● **Objective**:
Format each line of the entries below as a JSON list of strings, with one string per line and blank lines omitted.

Start of Record list

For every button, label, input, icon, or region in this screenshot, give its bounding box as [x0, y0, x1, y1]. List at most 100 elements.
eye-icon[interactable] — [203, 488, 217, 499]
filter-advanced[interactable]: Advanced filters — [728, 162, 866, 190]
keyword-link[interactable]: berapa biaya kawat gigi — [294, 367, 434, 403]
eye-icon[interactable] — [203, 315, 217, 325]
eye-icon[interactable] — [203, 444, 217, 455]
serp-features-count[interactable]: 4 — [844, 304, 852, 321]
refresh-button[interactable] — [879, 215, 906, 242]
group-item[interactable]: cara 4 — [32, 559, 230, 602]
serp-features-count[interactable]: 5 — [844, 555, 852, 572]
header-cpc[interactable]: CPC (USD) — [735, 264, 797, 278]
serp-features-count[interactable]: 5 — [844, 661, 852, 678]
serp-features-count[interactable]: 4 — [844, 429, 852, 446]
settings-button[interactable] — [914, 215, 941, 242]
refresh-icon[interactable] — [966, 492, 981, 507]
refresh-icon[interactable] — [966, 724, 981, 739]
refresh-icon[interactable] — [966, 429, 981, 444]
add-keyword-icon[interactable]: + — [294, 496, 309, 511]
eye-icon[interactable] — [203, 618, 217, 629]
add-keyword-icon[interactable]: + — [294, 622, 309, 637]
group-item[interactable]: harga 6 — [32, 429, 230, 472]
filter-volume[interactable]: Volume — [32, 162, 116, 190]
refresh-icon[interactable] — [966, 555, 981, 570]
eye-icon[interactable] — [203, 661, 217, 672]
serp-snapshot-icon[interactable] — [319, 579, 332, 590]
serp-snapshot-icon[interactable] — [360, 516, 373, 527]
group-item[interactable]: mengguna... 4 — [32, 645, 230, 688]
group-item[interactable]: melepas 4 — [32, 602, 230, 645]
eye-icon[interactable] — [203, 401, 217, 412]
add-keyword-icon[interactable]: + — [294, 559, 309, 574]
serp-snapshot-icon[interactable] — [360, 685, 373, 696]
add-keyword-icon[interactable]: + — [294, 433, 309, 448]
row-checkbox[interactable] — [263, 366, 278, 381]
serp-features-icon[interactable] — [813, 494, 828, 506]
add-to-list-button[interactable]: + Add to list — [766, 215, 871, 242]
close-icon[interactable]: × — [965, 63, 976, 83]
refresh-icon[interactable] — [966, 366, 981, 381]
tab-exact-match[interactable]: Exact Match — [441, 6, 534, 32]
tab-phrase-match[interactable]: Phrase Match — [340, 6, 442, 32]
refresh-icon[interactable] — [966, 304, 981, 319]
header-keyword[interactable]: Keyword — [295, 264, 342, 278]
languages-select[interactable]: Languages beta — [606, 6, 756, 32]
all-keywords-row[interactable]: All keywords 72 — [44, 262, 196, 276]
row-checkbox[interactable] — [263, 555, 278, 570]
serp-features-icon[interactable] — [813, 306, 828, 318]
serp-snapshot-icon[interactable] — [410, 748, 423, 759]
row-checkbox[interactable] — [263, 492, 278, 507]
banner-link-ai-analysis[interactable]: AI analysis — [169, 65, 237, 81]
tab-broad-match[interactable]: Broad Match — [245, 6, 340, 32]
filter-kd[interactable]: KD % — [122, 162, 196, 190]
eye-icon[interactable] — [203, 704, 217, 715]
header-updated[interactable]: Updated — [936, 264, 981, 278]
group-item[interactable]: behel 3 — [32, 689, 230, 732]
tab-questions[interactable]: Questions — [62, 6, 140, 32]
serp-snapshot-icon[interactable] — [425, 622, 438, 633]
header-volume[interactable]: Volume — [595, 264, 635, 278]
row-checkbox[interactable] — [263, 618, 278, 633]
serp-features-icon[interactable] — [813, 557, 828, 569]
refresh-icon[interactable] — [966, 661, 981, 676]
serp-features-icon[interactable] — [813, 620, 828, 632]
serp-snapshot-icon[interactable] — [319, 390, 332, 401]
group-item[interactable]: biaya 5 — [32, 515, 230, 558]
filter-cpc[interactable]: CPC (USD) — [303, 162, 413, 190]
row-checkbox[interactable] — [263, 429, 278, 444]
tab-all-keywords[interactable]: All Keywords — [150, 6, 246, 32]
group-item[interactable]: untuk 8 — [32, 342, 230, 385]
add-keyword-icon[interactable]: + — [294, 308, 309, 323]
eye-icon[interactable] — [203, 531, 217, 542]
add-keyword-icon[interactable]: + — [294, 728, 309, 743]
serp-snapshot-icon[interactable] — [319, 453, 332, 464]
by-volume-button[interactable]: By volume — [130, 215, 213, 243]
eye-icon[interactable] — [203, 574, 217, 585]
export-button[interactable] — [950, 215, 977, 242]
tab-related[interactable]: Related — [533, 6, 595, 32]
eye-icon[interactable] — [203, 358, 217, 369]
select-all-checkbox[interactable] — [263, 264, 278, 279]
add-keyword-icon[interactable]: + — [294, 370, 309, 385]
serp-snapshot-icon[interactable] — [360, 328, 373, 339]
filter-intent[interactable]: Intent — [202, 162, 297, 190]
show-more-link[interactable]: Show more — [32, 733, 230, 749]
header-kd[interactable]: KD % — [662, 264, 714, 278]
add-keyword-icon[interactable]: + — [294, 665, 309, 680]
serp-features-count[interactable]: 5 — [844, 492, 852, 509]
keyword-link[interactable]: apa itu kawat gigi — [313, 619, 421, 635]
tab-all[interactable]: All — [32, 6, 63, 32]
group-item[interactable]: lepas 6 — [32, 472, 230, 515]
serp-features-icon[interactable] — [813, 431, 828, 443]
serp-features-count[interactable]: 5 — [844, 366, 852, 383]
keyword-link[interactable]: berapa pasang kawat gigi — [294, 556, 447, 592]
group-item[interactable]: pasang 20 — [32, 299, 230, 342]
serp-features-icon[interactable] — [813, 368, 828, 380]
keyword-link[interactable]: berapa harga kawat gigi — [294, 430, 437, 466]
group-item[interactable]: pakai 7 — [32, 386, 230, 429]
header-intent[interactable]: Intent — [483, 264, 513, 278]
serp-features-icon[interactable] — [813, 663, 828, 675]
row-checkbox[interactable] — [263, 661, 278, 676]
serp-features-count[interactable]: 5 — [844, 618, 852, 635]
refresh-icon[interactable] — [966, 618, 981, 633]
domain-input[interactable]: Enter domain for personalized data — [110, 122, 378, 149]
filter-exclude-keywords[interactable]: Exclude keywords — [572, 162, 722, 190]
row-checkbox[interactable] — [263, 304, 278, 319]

End of Record list

● **Output for this task**:
[
  "For every button, label, input, icon, or region in this screenshot, give its bounding box as [x0, y0, x1, y1]. List at most 100 elements.",
  "eye-icon[interactable] — [203, 488, 217, 499]",
  "filter-advanced[interactable]: Advanced filters — [728, 162, 866, 190]",
  "keyword-link[interactable]: berapa biaya kawat gigi — [294, 367, 434, 403]",
  "eye-icon[interactable] — [203, 315, 217, 325]",
  "eye-icon[interactable] — [203, 444, 217, 455]",
  "serp-features-count[interactable]: 4 — [844, 304, 852, 321]",
  "refresh-button[interactable] — [879, 215, 906, 242]",
  "group-item[interactable]: cara 4 — [32, 559, 230, 602]",
  "serp-features-count[interactable]: 5 — [844, 555, 852, 572]",
  "header-cpc[interactable]: CPC (USD) — [735, 264, 797, 278]",
  "serp-features-count[interactable]: 5 — [844, 661, 852, 678]",
  "serp-features-count[interactable]: 4 — [844, 429, 852, 446]",
  "settings-button[interactable] — [914, 215, 941, 242]",
  "refresh-icon[interactable] — [966, 492, 981, 507]",
  "refresh-icon[interactable] — [966, 724, 981, 739]",
  "refresh-icon[interactable] — [966, 429, 981, 444]",
  "add-keyword-icon[interactable]: + — [294, 496, 309, 511]",
  "eye-icon[interactable] — [203, 618, 217, 629]",
  "add-keyword-icon[interactable]: + — [294, 622, 309, 637]",
  "group-item[interactable]: harga 6 — [32, 429, 230, 472]",
  "filter-volume[interactable]: Volume — [32, 162, 116, 190]",
  "refresh-icon[interactable] — [966, 555, 981, 570]",
  "eye-icon[interactable] — [203, 661, 217, 672]",
  "serp-snapshot-icon[interactable] — [319, 579, 332, 590]",
  "serp-snapshot-icon[interactable] — [360, 516, 373, 527]",
  "group-item[interactable]: mengguna... 4 — [32, 645, 230, 688]",
  "group-item[interactable]: melepas 4 — [32, 602, 230, 645]",
  "eye-icon[interactable] — [203, 401, 217, 412]",
  "add-keyword-icon[interactable]: + — [294, 559, 309, 574]",
  "serp-snapshot-icon[interactable] — [360, 685, 373, 696]",
  "add-keyword-icon[interactable]: + — [294, 433, 309, 448]",
  "row-checkbox[interactable] — [263, 366, 278, 381]",
  "serp-features-icon[interactable] — [813, 494, 828, 506]",
  "add-to-list-button[interactable]: + Add to list — [766, 215, 871, 242]",
  "close-icon[interactable]: × — [965, 63, 976, 83]",
  "refresh-icon[interactable] — [966, 366, 981, 381]",
  "tab-exact-match[interactable]: Exact Match — [441, 6, 534, 32]",
  "tab-phrase-match[interactable]: Phrase Match — [340, 6, 442, 32]",
  "refresh-icon[interactable] — [966, 304, 981, 319]",
  "header-keyword[interactable]: Keyword — [295, 264, 342, 278]",
  "languages-select[interactable]: Languages beta — [606, 6, 756, 32]",
  "all-keywords-row[interactable]: All keywords 72 — [44, 262, 196, 276]",
  "row-checkbox[interactable] — [263, 555, 278, 570]",
  "serp-features-icon[interactable] — [813, 306, 828, 318]",
  "serp-snapshot-icon[interactable] — [410, 748, 423, 759]",
  "row-checkbox[interactable] — [263, 492, 278, 507]",
  "banner-link-ai-analysis[interactable]: AI analysis — [169, 65, 237, 81]",
  "tab-broad-match[interactable]: Broad Match — [245, 6, 340, 32]",
  "filter-kd[interactable]: KD % — [122, 162, 196, 190]",
  "eye-icon[interactable] — [203, 704, 217, 715]",
  "header-updated[interactable]: Updated — [936, 264, 981, 278]",
  "group-item[interactable]: behel 3 — [32, 689, 230, 732]",
  "tab-questions[interactable]: Questions — [62, 6, 140, 32]",
  "serp-snapshot-icon[interactable] — [425, 622, 438, 633]",
  "header-volume[interactable]: Volume — [595, 264, 635, 278]",
  "row-checkbox[interactable] — [263, 618, 278, 633]",
  "serp-features-icon[interactable] — [813, 557, 828, 569]",
  "refresh-icon[interactable] — [966, 661, 981, 676]",
  "serp-features-icon[interactable] — [813, 620, 828, 632]",
  "serp-snapshot-icon[interactable] — [319, 390, 332, 401]",
  "group-item[interactable]: biaya 5 — [32, 515, 230, 558]",
  "filter-cpc[interactable]: CPC (USD) — [303, 162, 413, 190]",
  "row-checkbox[interactable] — [263, 429, 278, 444]",
  "tab-all-keywords[interactable]: All Keywords — [150, 6, 246, 32]",
  "group-item[interactable]: untuk 8 — [32, 342, 230, 385]",
  "add-keyword-icon[interactable]: + — [294, 308, 309, 323]",
  "eye-icon[interactable] — [203, 531, 217, 542]",
  "add-keyword-icon[interactable]: + — [294, 728, 309, 743]",
  "serp-snapshot-icon[interactable] — [319, 453, 332, 464]",
  "by-volume-button[interactable]: By volume — [130, 215, 213, 243]",
  "eye-icon[interactable] — [203, 574, 217, 585]",
  "export-button[interactable] — [950, 215, 977, 242]",
  "tab-related[interactable]: Related — [533, 6, 595, 32]",
  "eye-icon[interactable] — [203, 358, 217, 369]",
  "select-all-checkbox[interactable] — [263, 264, 278, 279]",
  "add-keyword-icon[interactable]: + — [294, 370, 309, 385]",
  "serp-snapshot-icon[interactable] — [360, 328, 373, 339]",
  "filter-intent[interactable]: Intent — [202, 162, 297, 190]",
  "show-more-link[interactable]: Show more — [32, 733, 230, 749]",
  "header-kd[interactable]: KD % — [662, 264, 714, 278]",
  "add-keyword-icon[interactable]: + — [294, 665, 309, 680]",
  "serp-features-count[interactable]: 5 — [844, 492, 852, 509]",
  "keyword-link[interactable]: apa itu kawat gigi — [313, 619, 421, 635]",
  "tab-all[interactable]: All — [32, 6, 63, 32]",
  "group-item[interactable]: lepas 6 — [32, 472, 230, 515]",
  "serp-features-icon[interactable] — [813, 431, 828, 443]",
  "serp-features-count[interactable]: 5 — [844, 366, 852, 383]",
  "keyword-link[interactable]: berapa pasang kawat gigi — [294, 556, 447, 592]",
  "group-item[interactable]: pasang 20 — [32, 299, 230, 342]",
  "serp-features-icon[interactable] — [813, 368, 828, 380]",
  "keyword-link[interactable]: berapa harga kawat gigi — [294, 430, 437, 466]",
  "group-item[interactable]: pakai 7 — [32, 386, 230, 429]",
  "header-intent[interactable]: Intent — [483, 264, 513, 278]",
  "serp-features-icon[interactable] — [813, 663, 828, 675]",
  "row-checkbox[interactable] — [263, 661, 278, 676]",
  "serp-features-count[interactable]: 5 — [844, 618, 852, 635]",
  "refresh-icon[interactable] — [966, 618, 981, 633]",
  "domain-input[interactable]: Enter domain for personalized data — [110, 122, 378, 149]",
  "filter-exclude-keywords[interactable]: Exclude keywords — [572, 162, 722, 190]",
  "row-checkbox[interactable] — [263, 304, 278, 319]"
]